> What to do:
Reproduce the data below verbatim, keeping every line unchanged and in its original order.

> Saved entries:
=======

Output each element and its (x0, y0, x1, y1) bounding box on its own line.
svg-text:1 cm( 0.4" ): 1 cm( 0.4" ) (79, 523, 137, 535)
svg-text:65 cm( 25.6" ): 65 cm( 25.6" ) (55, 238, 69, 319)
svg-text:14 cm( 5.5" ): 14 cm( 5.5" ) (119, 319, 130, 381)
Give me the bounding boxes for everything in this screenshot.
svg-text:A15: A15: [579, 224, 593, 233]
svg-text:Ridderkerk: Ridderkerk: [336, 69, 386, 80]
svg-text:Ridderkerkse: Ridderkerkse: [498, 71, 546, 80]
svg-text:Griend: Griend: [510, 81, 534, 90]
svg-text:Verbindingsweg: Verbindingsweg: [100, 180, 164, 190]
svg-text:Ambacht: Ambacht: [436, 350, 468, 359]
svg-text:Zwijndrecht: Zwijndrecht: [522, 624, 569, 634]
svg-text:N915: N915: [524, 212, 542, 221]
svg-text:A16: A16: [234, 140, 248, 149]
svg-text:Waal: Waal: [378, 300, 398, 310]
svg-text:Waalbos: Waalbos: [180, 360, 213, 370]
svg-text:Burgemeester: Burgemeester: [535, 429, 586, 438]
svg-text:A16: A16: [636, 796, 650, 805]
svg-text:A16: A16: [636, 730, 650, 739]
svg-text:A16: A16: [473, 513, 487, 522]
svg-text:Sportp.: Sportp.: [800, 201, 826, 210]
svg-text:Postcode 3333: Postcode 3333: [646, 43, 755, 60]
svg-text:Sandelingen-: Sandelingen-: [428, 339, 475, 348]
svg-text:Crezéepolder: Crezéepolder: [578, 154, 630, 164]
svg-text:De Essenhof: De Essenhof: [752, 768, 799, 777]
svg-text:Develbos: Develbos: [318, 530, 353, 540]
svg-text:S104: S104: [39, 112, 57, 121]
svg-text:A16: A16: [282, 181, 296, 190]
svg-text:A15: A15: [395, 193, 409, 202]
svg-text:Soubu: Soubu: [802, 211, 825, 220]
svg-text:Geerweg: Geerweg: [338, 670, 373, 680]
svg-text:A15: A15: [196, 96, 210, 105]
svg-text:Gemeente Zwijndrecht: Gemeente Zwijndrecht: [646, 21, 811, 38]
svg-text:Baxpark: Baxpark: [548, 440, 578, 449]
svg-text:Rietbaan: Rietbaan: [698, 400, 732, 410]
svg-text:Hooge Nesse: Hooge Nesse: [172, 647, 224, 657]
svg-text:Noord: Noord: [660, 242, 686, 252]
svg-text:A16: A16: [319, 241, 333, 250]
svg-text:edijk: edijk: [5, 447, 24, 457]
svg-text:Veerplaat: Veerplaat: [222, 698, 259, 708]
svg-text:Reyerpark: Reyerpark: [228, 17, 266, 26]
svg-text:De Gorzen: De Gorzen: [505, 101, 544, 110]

=======

> Result below:
Output each element and its (x0, y0, x1, y1) bounding box on its own line.
svg-text:1 cm( 0.4" ): 1 cm( 0.4" ) (79, 523, 137, 535)
svg-text:65 cm( 25.6" ): 65 cm( 25.6" ) (55, 238, 69, 319)
svg-text:14 cm( 5.5" ): 14 cm( 5.5" ) (119, 319, 130, 381)
Give me the bounding boxes for everything in this screenshot.
svg-text:A15: A15: [579, 224, 593, 233]
svg-text:Ridderkerk: Ridderkerk: [336, 69, 386, 80]
svg-text:Ridderkerkse: Ridderkerkse: [498, 71, 546, 80]
svg-text:Griend: Griend: [510, 81, 534, 90]
svg-text:Verbindingsweg: Verbindingsweg: [100, 180, 164, 190]
svg-text:Ambacht: Ambacht: [436, 350, 468, 359]
svg-text:Zwijndrecht: Zwijndrecht: [522, 624, 569, 634]
svg-text:N915: N915: [524, 212, 542, 221]
svg-text:A16: A16: [234, 140, 248, 149]
svg-text:Waal: Waal: [378, 300, 398, 310]
svg-text:Waalbos: Waalbos: [180, 360, 213, 370]
svg-text:Burgemeester: Burgemeester: [535, 429, 586, 438]
svg-text:A16: A16: [636, 796, 650, 805]
svg-text:A16: A16: [636, 730, 650, 739]
svg-text:A16: A16: [473, 513, 487, 522]
svg-text:Sportp.: Sportp.: [800, 201, 826, 210]
svg-text:Postcode 3333: Postcode 3333: [646, 43, 755, 60]
svg-text:Sandelingen-: Sandelingen-: [428, 339, 475, 348]
svg-text:Crezéepolder: Crezéepolder: [578, 154, 630, 164]
svg-text:De Essenhof: De Essenhof: [752, 768, 799, 777]
svg-text:Develbos: Develbos: [318, 530, 353, 540]
svg-text:S104: S104: [39, 112, 57, 121]
svg-text:A16: A16: [282, 181, 296, 190]
svg-text:A15: A15: [395, 193, 409, 202]
svg-text:Soubu: Soubu: [802, 211, 825, 220]
svg-text:Geerweg: Geerweg: [338, 670, 373, 680]
svg-text:A15: A15: [196, 96, 210, 105]
svg-text:Gemeente Zwijndrecht: Gemeente Zwijndrecht: [646, 21, 811, 38]
svg-text:Baxpark: Baxpark: [548, 440, 578, 449]
svg-text:Rietbaan: Rietbaan: [698, 400, 732, 410]
svg-text:Hooge Nesse: Hooge Nesse: [172, 647, 224, 657]
svg-text:Noord: Noord: [660, 242, 686, 252]
svg-text:A16: A16: [319, 241, 333, 250]
svg-text:edijk: edijk: [5, 447, 24, 457]
svg-text:Veerplaat: Veerplaat: [222, 698, 259, 708]
svg-text:Reyerpark: Reyerpark: [228, 17, 266, 26]
svg-text:De Gorzen: De Gorzen: [505, 101, 544, 110]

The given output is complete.